» TASK PROMPT
All lines below must be repeated exactly, with the pictures omitted.

Entries from a dataset:
═══

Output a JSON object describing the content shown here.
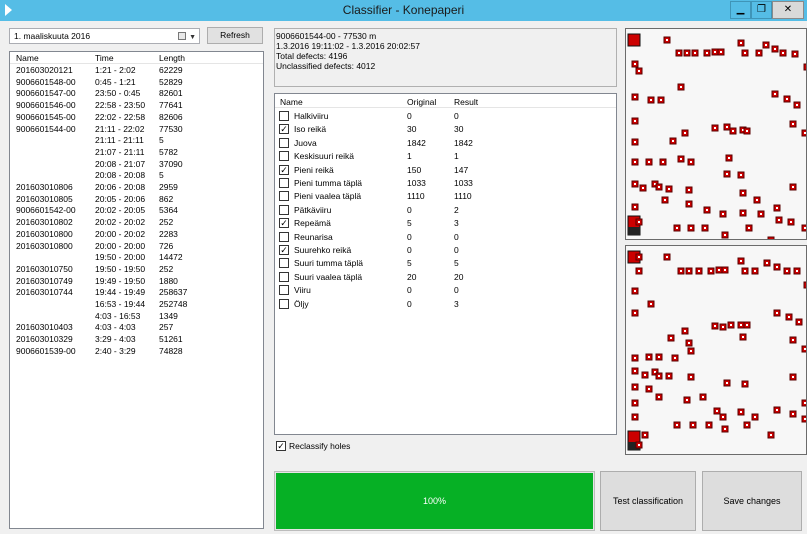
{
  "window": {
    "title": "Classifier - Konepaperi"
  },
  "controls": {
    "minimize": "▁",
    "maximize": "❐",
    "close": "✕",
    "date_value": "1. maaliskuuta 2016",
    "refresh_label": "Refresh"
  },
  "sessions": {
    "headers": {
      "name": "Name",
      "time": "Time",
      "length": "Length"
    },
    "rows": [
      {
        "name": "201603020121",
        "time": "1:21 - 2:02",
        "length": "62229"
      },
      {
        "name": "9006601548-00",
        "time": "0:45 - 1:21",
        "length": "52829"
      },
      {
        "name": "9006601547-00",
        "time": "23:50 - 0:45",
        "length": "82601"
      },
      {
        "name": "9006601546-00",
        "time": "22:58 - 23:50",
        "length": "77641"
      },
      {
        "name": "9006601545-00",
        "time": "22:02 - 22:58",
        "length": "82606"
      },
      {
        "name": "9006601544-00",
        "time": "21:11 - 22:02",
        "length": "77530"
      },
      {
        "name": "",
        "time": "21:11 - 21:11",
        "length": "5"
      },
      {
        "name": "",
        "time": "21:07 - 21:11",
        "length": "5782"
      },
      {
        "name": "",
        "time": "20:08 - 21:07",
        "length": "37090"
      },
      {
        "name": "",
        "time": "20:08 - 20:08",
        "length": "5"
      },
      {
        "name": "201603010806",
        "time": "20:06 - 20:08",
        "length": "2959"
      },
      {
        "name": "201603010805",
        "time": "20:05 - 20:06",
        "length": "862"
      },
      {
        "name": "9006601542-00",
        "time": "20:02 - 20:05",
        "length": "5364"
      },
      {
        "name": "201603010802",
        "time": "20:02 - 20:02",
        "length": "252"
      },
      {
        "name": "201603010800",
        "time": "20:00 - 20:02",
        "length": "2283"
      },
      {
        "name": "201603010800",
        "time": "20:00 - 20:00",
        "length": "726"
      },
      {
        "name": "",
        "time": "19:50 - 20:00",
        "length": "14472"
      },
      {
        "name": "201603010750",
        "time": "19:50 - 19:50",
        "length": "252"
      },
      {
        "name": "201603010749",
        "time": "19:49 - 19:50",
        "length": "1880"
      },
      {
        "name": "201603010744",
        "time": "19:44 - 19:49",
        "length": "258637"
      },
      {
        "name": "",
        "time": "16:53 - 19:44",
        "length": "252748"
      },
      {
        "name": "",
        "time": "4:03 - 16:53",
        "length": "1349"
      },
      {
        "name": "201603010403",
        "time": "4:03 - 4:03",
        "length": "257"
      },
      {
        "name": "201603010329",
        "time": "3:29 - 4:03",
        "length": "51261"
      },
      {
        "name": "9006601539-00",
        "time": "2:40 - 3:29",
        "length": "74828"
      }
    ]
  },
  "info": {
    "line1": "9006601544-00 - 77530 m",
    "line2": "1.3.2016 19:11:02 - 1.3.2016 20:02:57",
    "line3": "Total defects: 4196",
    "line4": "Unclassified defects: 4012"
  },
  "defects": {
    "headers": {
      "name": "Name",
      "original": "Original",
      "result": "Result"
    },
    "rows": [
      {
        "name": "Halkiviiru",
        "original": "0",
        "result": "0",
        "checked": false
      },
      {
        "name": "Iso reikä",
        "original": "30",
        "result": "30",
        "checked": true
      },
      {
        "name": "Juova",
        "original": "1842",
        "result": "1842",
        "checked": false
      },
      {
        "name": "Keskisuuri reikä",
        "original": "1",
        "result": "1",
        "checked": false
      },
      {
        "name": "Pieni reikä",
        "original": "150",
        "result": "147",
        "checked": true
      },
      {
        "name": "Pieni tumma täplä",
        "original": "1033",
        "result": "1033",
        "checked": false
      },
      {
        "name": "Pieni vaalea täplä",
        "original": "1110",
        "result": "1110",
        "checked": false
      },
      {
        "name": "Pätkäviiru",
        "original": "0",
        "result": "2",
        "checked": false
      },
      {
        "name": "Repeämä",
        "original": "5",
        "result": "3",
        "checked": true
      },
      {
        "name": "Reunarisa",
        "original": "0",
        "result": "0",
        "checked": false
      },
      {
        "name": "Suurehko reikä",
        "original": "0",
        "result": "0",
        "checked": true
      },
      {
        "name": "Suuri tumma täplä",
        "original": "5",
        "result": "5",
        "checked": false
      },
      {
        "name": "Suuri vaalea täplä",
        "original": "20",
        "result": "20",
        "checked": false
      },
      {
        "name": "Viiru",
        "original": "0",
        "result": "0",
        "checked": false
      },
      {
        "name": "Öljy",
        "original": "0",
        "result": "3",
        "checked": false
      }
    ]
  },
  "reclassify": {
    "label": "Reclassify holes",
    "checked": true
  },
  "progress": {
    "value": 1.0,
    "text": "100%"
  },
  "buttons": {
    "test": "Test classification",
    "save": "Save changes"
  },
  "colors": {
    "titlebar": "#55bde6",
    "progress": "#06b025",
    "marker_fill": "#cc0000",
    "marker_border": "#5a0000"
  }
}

═══

» EXPECTED ANSWER
Output a JSON object describing the content shown here.
{
  "window": {
    "title": "Classifier - Konepaperi"
  },
  "controls": {
    "minimize": "▁",
    "maximize": "❐",
    "close": "✕",
    "date_value": "1. maaliskuuta 2016",
    "refresh_label": "Refresh"
  },
  "sessions": {
    "headers": {
      "name": "Name",
      "time": "Time",
      "length": "Length"
    },
    "rows": [
      {
        "name": "201603020121",
        "time": "1:21 - 2:02",
        "length": "62229"
      },
      {
        "name": "9006601548-00",
        "time": "0:45 - 1:21",
        "length": "52829"
      },
      {
        "name": "9006601547-00",
        "time": "23:50 - 0:45",
        "length": "82601"
      },
      {
        "name": "9006601546-00",
        "time": "22:58 - 23:50",
        "length": "77641"
      },
      {
        "name": "9006601545-00",
        "time": "22:02 - 22:58",
        "length": "82606"
      },
      {
        "name": "9006601544-00",
        "time": "21:11 - 22:02",
        "length": "77530"
      },
      {
        "name": "",
        "time": "21:11 - 21:11",
        "length": "5"
      },
      {
        "name": "",
        "time": "21:07 - 21:11",
        "length": "5782"
      },
      {
        "name": "",
        "time": "20:08 - 21:07",
        "length": "37090"
      },
      {
        "name": "",
        "time": "20:08 - 20:08",
        "length": "5"
      },
      {
        "name": "201603010806",
        "time": "20:06 - 20:08",
        "length": "2959"
      },
      {
        "name": "201603010805",
        "time": "20:05 - 20:06",
        "length": "862"
      },
      {
        "name": "9006601542-00",
        "time": "20:02 - 20:05",
        "length": "5364"
      },
      {
        "name": "201603010802",
        "time": "20:02 - 20:02",
        "length": "252"
      },
      {
        "name": "201603010800",
        "time": "20:00 - 20:02",
        "length": "2283"
      },
      {
        "name": "201603010800",
        "time": "20:00 - 20:00",
        "length": "726"
      },
      {
        "name": "",
        "time": "19:50 - 20:00",
        "length": "14472"
      },
      {
        "name": "201603010750",
        "time": "19:50 - 19:50",
        "length": "252"
      },
      {
        "name": "201603010749",
        "time": "19:49 - 19:50",
        "length": "1880"
      },
      {
        "name": "201603010744",
        "time": "19:44 - 19:49",
        "length": "258637"
      },
      {
        "name": "",
        "time": "16:53 - 19:44",
        "length": "252748"
      },
      {
        "name": "",
        "time": "4:03 - 16:53",
        "length": "1349"
      },
      {
        "name": "201603010403",
        "time": "4:03 - 4:03",
        "length": "257"
      },
      {
        "name": "201603010329",
        "time": "3:29 - 4:03",
        "length": "51261"
      },
      {
        "name": "9006601539-00",
        "time": "2:40 - 3:29",
        "length": "74828"
      }
    ]
  },
  "info": {
    "line1": "9006601544-00 - 77530 m",
    "line2": "1.3.2016 19:11:02 - 1.3.2016 20:02:57",
    "line3": "Total defects: 4196",
    "line4": "Unclassified defects: 4012"
  },
  "defects": {
    "headers": {
      "name": "Name",
      "original": "Original",
      "result": "Result"
    },
    "rows": [
      {
        "name": "Halkiviiru",
        "original": "0",
        "result": "0",
        "checked": false
      },
      {
        "name": "Iso reikä",
        "original": "30",
        "result": "30",
        "checked": true
      },
      {
        "name": "Juova",
        "original": "1842",
        "result": "1842",
        "checked": false
      },
      {
        "name": "Keskisuuri reikä",
        "original": "1",
        "result": "1",
        "checked": false
      },
      {
        "name": "Pieni reikä",
        "original": "150",
        "result": "147",
        "checked": true
      },
      {
        "name": "Pieni tumma täplä",
        "original": "1033",
        "result": "1033",
        "checked": false
      },
      {
        "name": "Pieni vaalea täplä",
        "original": "1110",
        "result": "1110",
        "checked": false
      },
      {
        "name": "Pätkäviiru",
        "original": "0",
        "result": "2",
        "checked": false
      },
      {
        "name": "Repeämä",
        "original": "5",
        "result": "3",
        "checked": true
      },
      {
        "name": "Reunarisa",
        "original": "0",
        "result": "0",
        "checked": false
      },
      {
        "name": "Suurehko reikä",
        "original": "0",
        "result": "0",
        "checked": true
      },
      {
        "name": "Suuri tumma täplä",
        "original": "5",
        "result": "5",
        "checked": false
      },
      {
        "name": "Suuri vaalea täplä",
        "original": "20",
        "result": "20",
        "checked": false
      },
      {
        "name": "Viiru",
        "original": "0",
        "result": "0",
        "checked": false
      },
      {
        "name": "Öljy",
        "original": "0",
        "result": "3",
        "checked": false
      }
    ]
  },
  "reclassify": {
    "label": "Reclassify holes",
    "checked": true
  },
  "progress": {
    "value": 1.0,
    "text": "100%"
  },
  "buttons": {
    "test": "Test classification",
    "save": "Save changes"
  },
  "colors": {
    "titlebar": "#55bde6",
    "progress": "#06b025",
    "marker_fill": "#cc0000",
    "marker_border": "#5a0000"
  }
}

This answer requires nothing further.